BEGIN EXCERPTED TEXT
Texas’ Bone Wars Studied by SMU Professor

SMU paleontologist Louis Jacobs has been studying the role of two Texas fossil collectors in the 19th century Bone Wars, which played out across the American frontier as rivals competed fiercely to uncover new fossils (and thus discover new extinct species.) In doing so he found a poem written by one of the men, Dallas naturalist Jacob Boll, whose Swiss family was among those that founded the utopian La Reunion colony here.

During a break in his field labors, Boll’s fascination with ancient bones prompted him to write in his native German an ode to fossils. Jacobs found the poem in the American Museum of Natural History on a label on the back of Eryops specimen No. AMNH 4183.

SMU biology professor Pia Vogel translated the poem. Vogel and Jacobs worked with SMU English professor John M. Lewis to retain the essence of the poem in English.

“Now you will with some few others
Trek to the professor’s seat.
END EXCERPTED TEXT
BEGIN THE DATA
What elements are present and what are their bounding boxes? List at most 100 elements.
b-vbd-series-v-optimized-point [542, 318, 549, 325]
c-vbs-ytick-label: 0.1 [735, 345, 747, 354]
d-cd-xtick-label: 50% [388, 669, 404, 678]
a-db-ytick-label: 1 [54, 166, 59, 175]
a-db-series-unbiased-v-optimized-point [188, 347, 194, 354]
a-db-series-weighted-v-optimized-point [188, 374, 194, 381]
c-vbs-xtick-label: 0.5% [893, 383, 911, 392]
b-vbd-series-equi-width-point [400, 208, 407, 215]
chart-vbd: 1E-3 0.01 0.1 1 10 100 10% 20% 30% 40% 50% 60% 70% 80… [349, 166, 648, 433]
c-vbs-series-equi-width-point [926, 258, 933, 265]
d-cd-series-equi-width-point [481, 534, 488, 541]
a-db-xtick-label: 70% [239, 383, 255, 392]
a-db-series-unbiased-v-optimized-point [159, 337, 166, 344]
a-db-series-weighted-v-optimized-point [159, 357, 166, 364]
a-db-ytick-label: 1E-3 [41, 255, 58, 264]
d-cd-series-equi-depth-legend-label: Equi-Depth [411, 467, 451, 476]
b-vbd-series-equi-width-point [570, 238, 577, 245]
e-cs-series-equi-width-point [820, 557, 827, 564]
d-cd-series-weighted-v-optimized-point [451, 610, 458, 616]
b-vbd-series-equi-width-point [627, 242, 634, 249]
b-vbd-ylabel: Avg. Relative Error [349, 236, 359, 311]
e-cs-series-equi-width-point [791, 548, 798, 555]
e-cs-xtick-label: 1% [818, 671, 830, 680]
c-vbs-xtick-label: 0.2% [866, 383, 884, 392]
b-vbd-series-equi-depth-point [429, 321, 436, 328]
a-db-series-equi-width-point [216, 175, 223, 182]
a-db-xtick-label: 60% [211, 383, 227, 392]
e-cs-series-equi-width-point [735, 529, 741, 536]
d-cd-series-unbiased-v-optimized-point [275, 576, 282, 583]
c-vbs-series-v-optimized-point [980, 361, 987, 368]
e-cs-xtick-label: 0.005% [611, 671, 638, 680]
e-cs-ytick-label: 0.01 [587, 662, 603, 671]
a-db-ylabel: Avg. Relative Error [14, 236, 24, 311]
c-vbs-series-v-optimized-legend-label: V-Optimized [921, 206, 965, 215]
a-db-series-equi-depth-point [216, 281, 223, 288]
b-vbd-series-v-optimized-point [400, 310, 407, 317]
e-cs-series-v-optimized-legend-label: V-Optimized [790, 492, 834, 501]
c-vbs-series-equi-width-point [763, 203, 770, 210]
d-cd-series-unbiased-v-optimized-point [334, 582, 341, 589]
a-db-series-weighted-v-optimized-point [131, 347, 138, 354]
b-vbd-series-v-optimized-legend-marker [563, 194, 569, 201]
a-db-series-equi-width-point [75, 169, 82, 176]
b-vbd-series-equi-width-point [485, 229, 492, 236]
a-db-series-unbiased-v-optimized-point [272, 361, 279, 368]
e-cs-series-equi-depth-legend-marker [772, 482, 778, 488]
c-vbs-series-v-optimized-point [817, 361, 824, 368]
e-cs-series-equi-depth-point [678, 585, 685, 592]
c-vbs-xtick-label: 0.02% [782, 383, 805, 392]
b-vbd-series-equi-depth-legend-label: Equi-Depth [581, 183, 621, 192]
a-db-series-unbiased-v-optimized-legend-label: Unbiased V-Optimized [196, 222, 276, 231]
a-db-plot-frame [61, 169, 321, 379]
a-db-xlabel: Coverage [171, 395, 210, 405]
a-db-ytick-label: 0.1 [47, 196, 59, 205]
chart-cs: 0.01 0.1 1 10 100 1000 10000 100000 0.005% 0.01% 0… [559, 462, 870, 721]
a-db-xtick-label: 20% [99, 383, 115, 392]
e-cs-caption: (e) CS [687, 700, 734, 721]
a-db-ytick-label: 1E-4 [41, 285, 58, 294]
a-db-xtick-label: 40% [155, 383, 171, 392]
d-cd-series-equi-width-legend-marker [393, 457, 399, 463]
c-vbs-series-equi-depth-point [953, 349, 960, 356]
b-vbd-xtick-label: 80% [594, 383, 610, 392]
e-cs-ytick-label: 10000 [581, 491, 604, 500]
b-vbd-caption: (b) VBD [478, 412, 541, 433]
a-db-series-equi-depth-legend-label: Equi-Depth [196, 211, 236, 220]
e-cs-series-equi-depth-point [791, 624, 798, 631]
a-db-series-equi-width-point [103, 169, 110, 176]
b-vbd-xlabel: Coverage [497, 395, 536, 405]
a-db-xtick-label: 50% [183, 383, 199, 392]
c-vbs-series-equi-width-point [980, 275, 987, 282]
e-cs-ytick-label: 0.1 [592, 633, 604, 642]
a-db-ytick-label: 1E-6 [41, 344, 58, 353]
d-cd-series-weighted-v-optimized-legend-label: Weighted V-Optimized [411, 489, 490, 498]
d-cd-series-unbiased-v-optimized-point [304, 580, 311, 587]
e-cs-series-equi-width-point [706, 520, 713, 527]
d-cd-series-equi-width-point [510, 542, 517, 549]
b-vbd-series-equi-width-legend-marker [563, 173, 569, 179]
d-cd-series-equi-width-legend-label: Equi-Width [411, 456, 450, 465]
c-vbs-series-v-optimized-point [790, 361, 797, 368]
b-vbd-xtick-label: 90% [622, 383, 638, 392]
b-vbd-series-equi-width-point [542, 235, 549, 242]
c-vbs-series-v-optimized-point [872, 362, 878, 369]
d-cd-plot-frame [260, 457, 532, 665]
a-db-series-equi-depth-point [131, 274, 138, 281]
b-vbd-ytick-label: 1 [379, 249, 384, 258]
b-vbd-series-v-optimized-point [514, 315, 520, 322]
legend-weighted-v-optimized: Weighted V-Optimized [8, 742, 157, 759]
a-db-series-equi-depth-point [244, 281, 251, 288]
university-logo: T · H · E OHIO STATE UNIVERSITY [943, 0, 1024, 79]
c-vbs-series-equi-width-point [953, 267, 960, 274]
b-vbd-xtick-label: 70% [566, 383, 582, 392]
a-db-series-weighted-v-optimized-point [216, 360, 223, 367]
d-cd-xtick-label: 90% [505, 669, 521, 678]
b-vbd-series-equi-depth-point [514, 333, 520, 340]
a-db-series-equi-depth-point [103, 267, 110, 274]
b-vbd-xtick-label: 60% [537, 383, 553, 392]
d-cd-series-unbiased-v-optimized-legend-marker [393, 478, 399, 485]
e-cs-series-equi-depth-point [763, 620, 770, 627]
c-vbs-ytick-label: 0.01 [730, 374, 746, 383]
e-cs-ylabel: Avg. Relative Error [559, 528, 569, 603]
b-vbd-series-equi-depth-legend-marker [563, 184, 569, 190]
END THE DATA
• **WHAT THE EXERCISE ASKS**
Continue the article on the Texas Bone Wars and Jacob Boll's poem, picking up right after its last line.

• **REPLY TO THE EXERCISE**
Awakened through his careful thought,
Be reassembled from your fragments,
To tell to others yet to come
From the sculpting of your teeth
How you lived and disappeared,
Name you he will, and what he found.”

I eagerly await your insightful comments about the Bone Wars.

One comment on “Texas’ Bone Wars Studied by SMU Professor

  1. The Bone Wars was an absolutely epic episode in American Science; two brash and willfull science nerds, each with his own army of bone hunters, rampaging about the American West, digging up dinosaur bones and blowing up what they couldn’t take to keep it out of the other guy’s hands.